* Records for the exercise *
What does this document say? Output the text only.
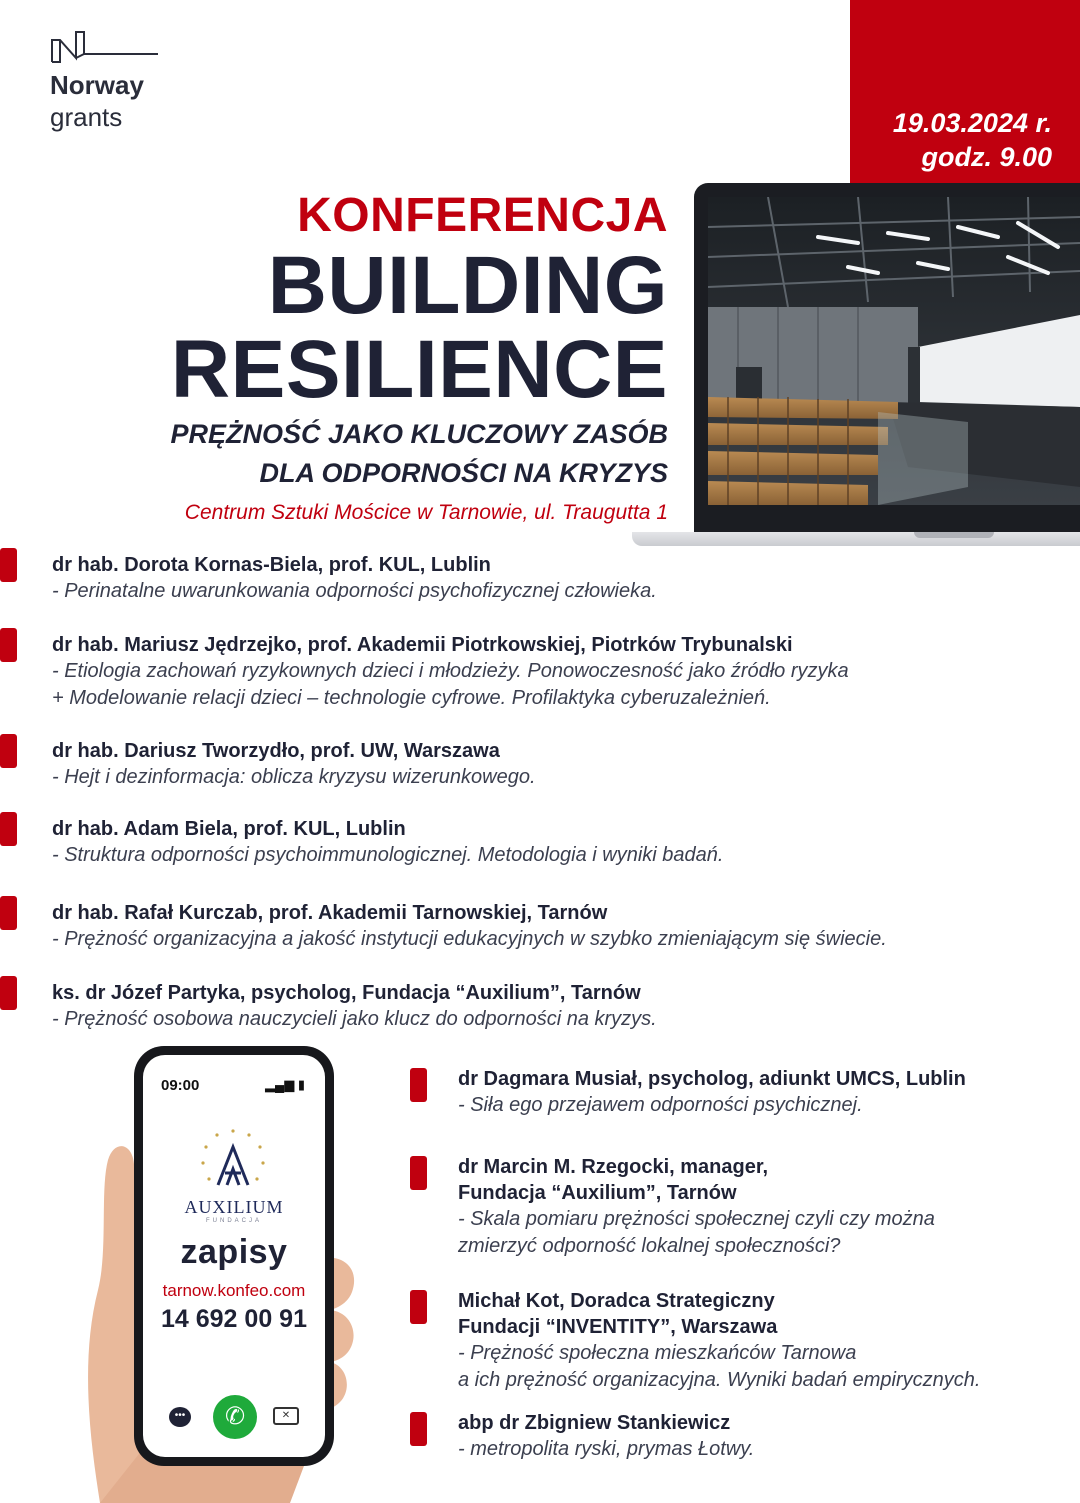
Norway
grants	19.03.2024 r.
godz. 9.00
KONFERENCJA
BUILDING
RESILIENCE
PRĘŻNOŚĆ JAKO KLUCZOWY ZASÓB
DLA ODPORNOŚCI NA KRYZYS
Centrum Sztuki Mościce w Tarnowie, ul. Traugutta 1
dr hab. Dorota Kornas-Biela, prof. KUL, Lublin
- Perinatalne uwarunkowania odporności psychofizycznej człowieka.
dr hab. Mariusz Jędrzejko, prof. Akademii Piotrkowskiej, Piotrków Trybunalski
- Etiologia zachowań ryzykownych dzieci i młodzieży. Ponowoczesność jako źródło ryzyka
+ Modelowanie relacji dzieci – technologie cyfrowe. Profilaktyka cyberuzależnień.
dr hab. Dariusz Tworzydło, prof. UW, Warszawa
- Hejt i dezinformacja: oblicza kryzysu wizerunkowego.
dr hab. Adam Biela, prof. KUL, Lublin
- Struktura odporności psychoimmunologicznej. Metodologia i wyniki badań.
dr hab. Rafał Kurczab, prof. Akademii Tarnowskiej, Tarnów
- Prężność organizacyjna a jakość instytucji edukacyjnych w szybko zmieniającym się świecie.
ks. dr Józef Partyka, psycholog, Fundacja “Auxilium”, Tarnów
- Prężność osobowa nauczycieli jako klucz do odporności na kryzys.
dr Dagmara Musiał, psycholog, adiunkt UMCS, Lublin
- Siła ego przejawem odporności psychicznej.
dr Marcin M. Rzegocki, manager,
Fundacja “Auxilium”, Tarnów
- Skala pomiaru prężności społecznej czyli czy można
zmierzyć odporność lokalnej społeczności?
Michał Kot, Doradca Strategiczny
Fundacji “INVENTITY”, Warszawa
- Prężność społeczna mieszkańców Tarnowa
a ich prężność organizacyjna. Wyniki badań empirycznych.
abp dr Zbigniew Stankiewicz
- metropolita ryski, prymas Łotwy.
09:00	▂▄▆ ▮
AUXILIUM
FUNDACJA
zapisy
tarnow.konfeo.com
14 692 00 91
•••	✆	✕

* What the exercise asks *
Using the records above, select and copy every line that has the word "dzieci".

* Solution *
- Etiologia zachowań ryzykownych dzieci i młodzieży. Ponowoczesność jako źródło ryzyka
+ Modelowanie relacji dzieci – technologie cyfrowe. Profilaktyka cyberuzależnień.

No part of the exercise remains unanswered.